Exercise details = Scan the material below for the string "type", and copy every line where it shows up.

[Collected data]
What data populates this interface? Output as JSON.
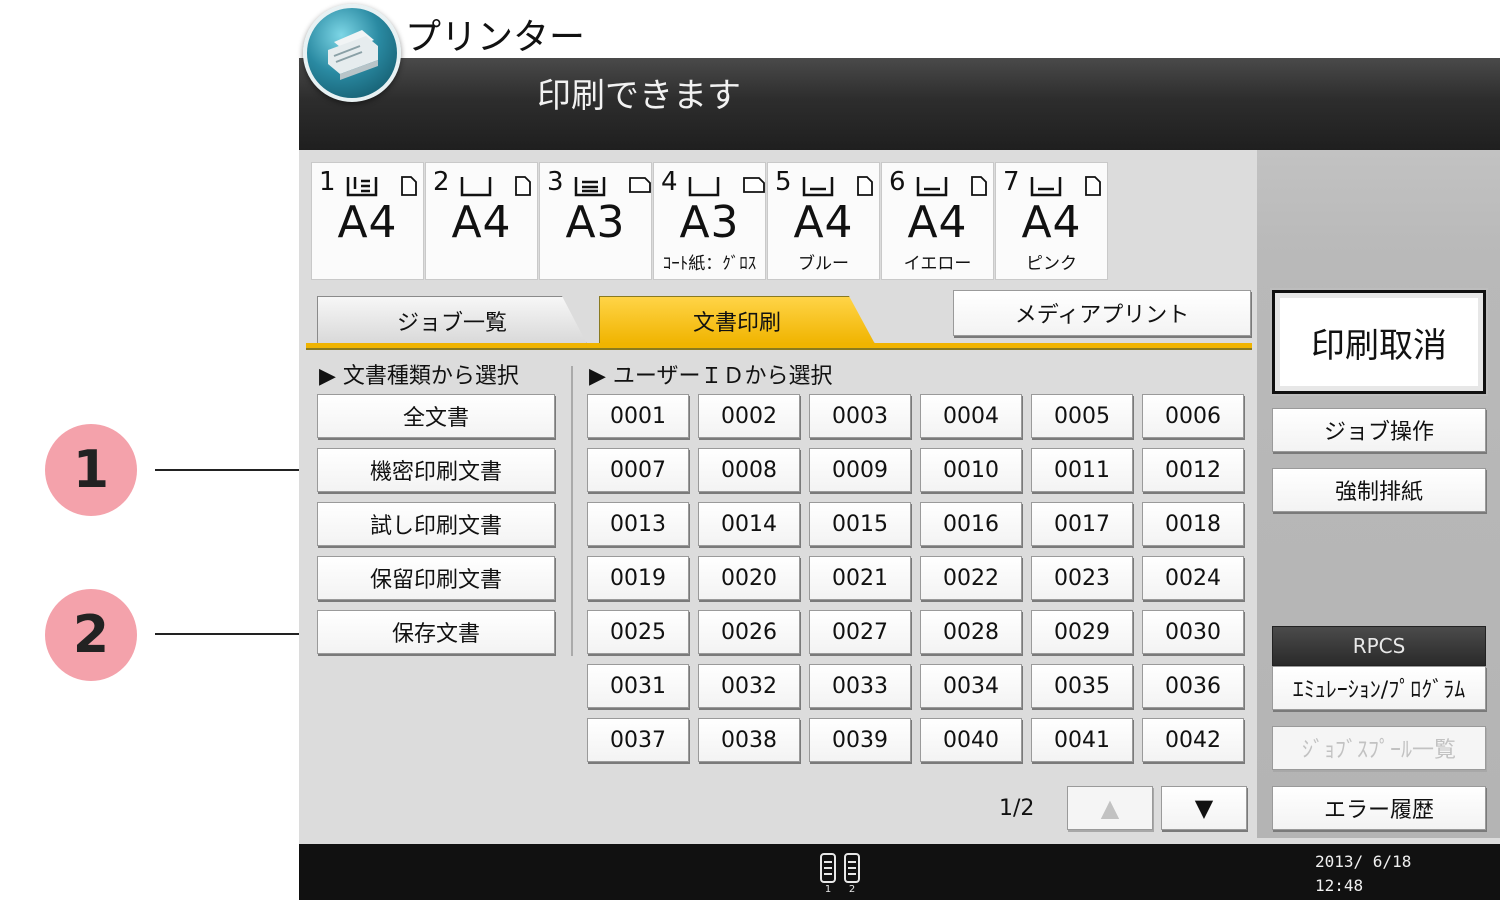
{
  "app": {
    "title": "プリンター"
  },
  "status": {
    "message": "印刷できます"
  },
  "trays": [
    {
      "num": "1",
      "size": "A4",
      "type": ""
    },
    {
      "num": "2",
      "size": "A4",
      "type": ""
    },
    {
      "num": "3",
      "size": "A3",
      "type": ""
    },
    {
      "num": "4",
      "size": "A3",
      "type": "ｺｰﾄ紙：ｸﾞﾛｽ"
    },
    {
      "num": "5",
      "size": "A4",
      "type": "ブルー"
    },
    {
      "num": "6",
      "size": "A4",
      "type": "イエロー"
    },
    {
      "num": "7",
      "size": "A4",
      "type": "ピンク"
    }
  ],
  "tabs": {
    "job_list": "ジョブ一覧",
    "doc_print": "文書印刷"
  },
  "media_print": "メディアプリント",
  "doc_section": {
    "label": "▶ 文書種類から選択",
    "items": [
      "全文書",
      "機密印刷文書",
      "試し印刷文書",
      "保留印刷文書",
      "保存文書"
    ]
  },
  "user_section": {
    "label": "▶ ユーザーＩＤから選択",
    "ids": [
      "0001",
      "0002",
      "0003",
      "0004",
      "0005",
      "0006",
      "0007",
      "0008",
      "0009",
      "0010",
      "0011",
      "0012",
      "0013",
      "0014",
      "0015",
      "0016",
      "0017",
      "0018",
      "0019",
      "0020",
      "0021",
      "0022",
      "0023",
      "0024",
      "0025",
      "0026",
      "0027",
      "0028",
      "0029",
      "0030",
      "0031",
      "0032",
      "0033",
      "0034",
      "0035",
      "0036",
      "0037",
      "0038",
      "0039",
      "0040",
      "0041",
      "0042"
    ]
  },
  "pager": {
    "indicator": "1/2",
    "up": "▲",
    "down": "▼"
  },
  "side": {
    "cancel": "印刷取消",
    "job_ops": "ジョブ操作",
    "force_eject": "強制排紙",
    "emulation_header": "RPCS",
    "emulation_btn": "ｴﾐｭﾚｰｼｮﾝ/ﾌﾟﾛｸﾞﾗﾑ",
    "spool_list": "ｼﾞｮﾌﾞｽﾌﾟｰﾙ一覧",
    "error_history": "エラー履歴"
  },
  "bottom": {
    "date": "2013/ 6/18",
    "time": "12:48",
    "toner_labels": [
      "1",
      "2"
    ]
  },
  "callouts": [
    "1",
    "2"
  ]
}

Result below =
      "type": ""
      "type": ""
      "type": ""
      "type": "ｺｰﾄ紙：ｸﾞﾛｽ"
      "type": "ブルー"
      "type": "イエロー"
      "type": "ピンク"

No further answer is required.